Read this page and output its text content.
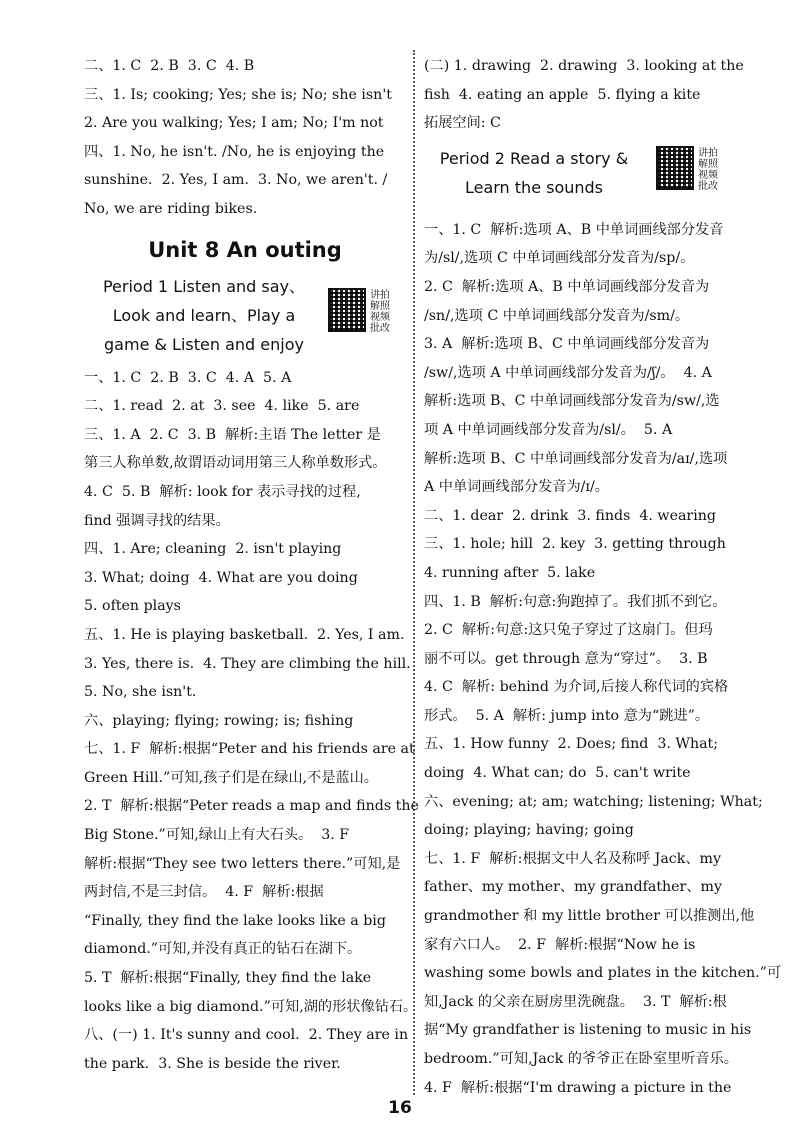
二、1. C  2. B  3. C  4. B
三、1. Is; cooking; Yes; she is; No; she isn't
2. Are you walking; Yes; I am; No; I'm not
四、1. No, he isn't. /No, he is enjoying the
sunshine.  2. Yes, I am.  3. No, we aren't. /
No, we are riding bikes.
Unit 8 An outing
Period 1 Listen and say、
Look and learn、Play a
game & Listen and enjoy
讲拍 解照 视频 批改
一、1. C  2. B  3. C  4. A  5. A
二、1. read  2. at  3. see  4. like  5. are
三、1. A  2. C  3. B  解析:主语 The letter 是
第三人称单数,故谓语动词用第三人称单数形式。
4. C  5. B  解析: look for 表示寻找的过程,
find 强调寻找的结果。
四、1. Are; cleaning  2. isn't playing
3. What; doing  4. What are you doing
5. often plays
五、1. He is playing basketball.  2. Yes, I am.
3. Yes, there is.  4. They are climbing the hill.
5. No, she isn't.
六、playing; flying; rowing; is; fishing
七、1. F  解析:根据“Peter and his friends are at
Green Hill.”可知,孩子们是在绿山,不是蓝山。
2. T  解析:根据“Peter reads a map and finds the
Big Stone.”可知,绿山上有大石头。  3. F
解析:根据“They see two letters there.”可知,是
两封信,不是三封信。  4. F  解析:根据
“Finally, they find the lake looks like a big
diamond.”可知,并没有真正的钻石在湖下。
5. T  解析:根据“Finally, they find the lake
looks like a big diamond.”可知,湖的形状像钻石。
八、(一) 1. It's sunny and cool.  2. They are in
the park.  3. She is beside the river.
(二) 1. drawing  2. drawing  3. looking at the
fish  4. eating an apple  5. flying a kite
拓展空间: C
Period 2 Read a story &
Learn the sounds
讲拍 解照 视频 批改
一、1. C  解析:选项 A、B 中单词画线部分发音
为/sl/,选项 C 中单词画线部分发音为/sp/。
2. C  解析:选项 A、B 中单词画线部分发音为
/sn/,选项 C 中单词画线部分发音为/sm/。
3. A  解析:选项 B、C 中单词画线部分发音为
/sw/,选项 A 中单词画线部分发音为/ʃ/。  4. A
解析:选项 B、C 中单词画线部分发音为/sw/,选
项 A 中单词画线部分发音为/sl/。  5. A
解析:选项 B、C 中单词画线部分发音为/aɪ/,选项
A 中单词画线部分发音为/ɪ/。
二、1. dear  2. drink  3. finds  4. wearing
三、1. hole; hill  2. key  3. getting through
4. running after  5. lake
四、1. B  解析:句意:狗跑掉了。我们抓不到它。
2. C  解析:句意:这只兔子穿过了这扇门。但玛
丽不可以。get through 意为“穿过”。  3. B
4. C  解析: behind 为介词,后接人称代词的宾格
形式。  5. A  解析: jump into 意为“跳进”。
五、1. How funny  2. Does; find  3. What;
doing  4. What can; do  5. can't write
六、evening; at; am; watching; listening; What;
doing; playing; having; going
七、1. F  解析:根据文中人名及称呼 Jack、my
father、my mother、my grandfather、my
grandmother 和 my little brother 可以推测出,他
家有六口人。  2. F  解析:根据“Now he is
washing some bowls and plates in the kitchen.”可
知,Jack 的父亲在厨房里洗碗盘。  3. T  解析:根
据“My grandfather is listening to music in his
bedroom.”可知,Jack 的爷爷正在卧室里听音乐。
4. F  解析:根据“I'm drawing a picture in the
16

- - -

Exercise brief
Pull out each line of the entries that contains "finds".

The solution
2. T  解析:根据“Peter reads a map and finds the
二、1. dear  2. drink  3. finds  4. wearing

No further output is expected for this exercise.